---------- Trecho selecionado ----------

Quaresma
Por Padre José Trasferetti
O tempo da quaresma vai da Quarta-feira de Cinzas até a missa da Ceia do Senhor. É o tempo de preparação para a Páscoa. O tempo quaresmal possui uma dupla índole, ou seja, lembra o nosso batismo e ao mesmo tempo nos prepara para a celebração do mistério pascal por meio da penitencia, oração e ausculta da palavra de Deus. Tempo muito propício para os cristãos meditarem sobre sua fé, inserção social e compromisso com o evangelho de Jesus. Para os que pretendem viver de modo cristão a vida continua difícil.
No inicio, os cristãos precisavam se esconder nos subterrâneos das catacumbas, hoje é preciso fugir dos perigos da pós-modernidade (redução do sentido da vida ao bem-estar, ao consumismo fácil, ao desperdício ou mesmo as tentações dos ídolos do dinheiro e do mercado). Amanhã (Quarta-feira de Cinzas) a Conferencia Nacional dos Bispos do Brasil (CNBB) e o Conselho Nacional de Igrejas Cristas do Brasil (CONIC) promovem a Campanha da Fraternidade Ecumênica, cuja finalidade principal é vivenciar e assumir a dimensão comunitária e social da quaresma.
O tema da campanha é: “Economia e Vida” e o lema, “Não podeis adorar a Deus e ao Dinheiro (Mt 6,24). Os princípios da oração, jejum e esmola, são iluminados de modo especial no contexto desta campanha nacional que mobiliza milhares de comunidades cristãs. A imposição das Cinzas nesta quarta feira recorda a fragilidade humana. As palmas bentas no último Domingo de Ramos foram queimadas e se tornaram cinzas que cravam nossas cabeças mostrando a natureza limitada do nosso ser.
É muito importante que a comunidade perceba que a quaresma é tempo de preparação para o Tríduo Pascal. Momento ímpar para renovação dos nossos compromissos como seguimento de Jesus Cristo. No evangelho de domingo passado (Lc 5,1-11) Jesus começou a chamar os apóstolos. Os primeiros são pescadores. Eles vão começar a formar a comunidade de irmãos, a comunidade dos discípulos de Jesus. Não eram santos, se consideravam pecadores e sentiram o peso da responsabilidade. Mas não desistiram, aceitaram o convite do mestre e “deixaram tudo” para segui-lo. Uma atitude moral de total radicalidade, uma escolha pessoal livre norteada pela fé enquanto risco.

----------

- _Tarefas a realizar_:
a) Reproduza do texto sobre a Quaresma tudo o que vai de "No inicio, os" até "social da quaresma.".
b) Segundo o texto sobre a Quaresma, qual é o tema da Campanha da Fraternidade Ecumênica?

---------- Material extraído ----------

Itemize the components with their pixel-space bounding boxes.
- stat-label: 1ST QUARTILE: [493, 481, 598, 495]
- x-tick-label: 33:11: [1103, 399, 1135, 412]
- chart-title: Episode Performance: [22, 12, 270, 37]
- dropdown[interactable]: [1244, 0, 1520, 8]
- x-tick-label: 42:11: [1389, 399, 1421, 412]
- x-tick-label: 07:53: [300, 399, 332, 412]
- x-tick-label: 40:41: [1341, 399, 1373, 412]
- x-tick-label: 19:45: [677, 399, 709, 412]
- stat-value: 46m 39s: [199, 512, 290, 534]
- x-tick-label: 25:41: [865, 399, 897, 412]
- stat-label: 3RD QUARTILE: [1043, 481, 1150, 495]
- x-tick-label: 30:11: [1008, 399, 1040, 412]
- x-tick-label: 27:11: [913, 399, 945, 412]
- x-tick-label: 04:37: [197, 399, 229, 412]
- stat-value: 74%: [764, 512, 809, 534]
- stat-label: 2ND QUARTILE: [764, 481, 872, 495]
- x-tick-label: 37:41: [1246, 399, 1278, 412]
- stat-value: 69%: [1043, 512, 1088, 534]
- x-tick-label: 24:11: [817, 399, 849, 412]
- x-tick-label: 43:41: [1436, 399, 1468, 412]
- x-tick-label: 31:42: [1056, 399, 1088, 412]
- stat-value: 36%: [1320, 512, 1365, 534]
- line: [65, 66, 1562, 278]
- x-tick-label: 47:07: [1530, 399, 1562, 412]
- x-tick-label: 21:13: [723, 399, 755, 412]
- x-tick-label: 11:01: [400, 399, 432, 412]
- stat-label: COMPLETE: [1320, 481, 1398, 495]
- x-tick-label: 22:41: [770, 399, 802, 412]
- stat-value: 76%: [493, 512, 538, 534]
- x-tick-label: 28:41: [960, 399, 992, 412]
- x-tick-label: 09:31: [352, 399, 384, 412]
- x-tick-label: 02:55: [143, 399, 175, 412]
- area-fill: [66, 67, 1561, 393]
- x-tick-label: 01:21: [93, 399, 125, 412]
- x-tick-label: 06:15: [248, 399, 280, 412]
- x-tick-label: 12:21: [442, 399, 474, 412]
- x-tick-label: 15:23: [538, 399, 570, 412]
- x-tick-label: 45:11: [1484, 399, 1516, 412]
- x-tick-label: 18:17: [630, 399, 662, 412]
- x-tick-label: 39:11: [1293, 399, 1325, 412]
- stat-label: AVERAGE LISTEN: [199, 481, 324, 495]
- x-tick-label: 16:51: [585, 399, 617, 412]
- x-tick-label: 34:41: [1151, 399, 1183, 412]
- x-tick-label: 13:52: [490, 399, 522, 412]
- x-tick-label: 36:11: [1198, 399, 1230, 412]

----------

- _Em resposta_:
a)
No inicio, os cristãos precisavam se esconder nos subterrâneos das catacumbas, hoje é preciso fugir dos perigos da pós-modernidade (redução do sentido da vida ao bem-estar, ao consumismo fácil, ao desperdício ou mesmo as tentações dos ídolos do dinheiro e do mercado). Amanhã (Quarta-feira de Cinzas) a Conferencia Nacional dos Bispos do Brasil (CNBB) e o Conselho Nacional de Igrejas Cristas do Brasil (CONIC) promovem a Campanha da Fraternidade Ecumênica, cuja finalidade principal é vivenciar e assumir a dimensão comunitária e social da quaresma.

b) O tema é "Economia e Vida".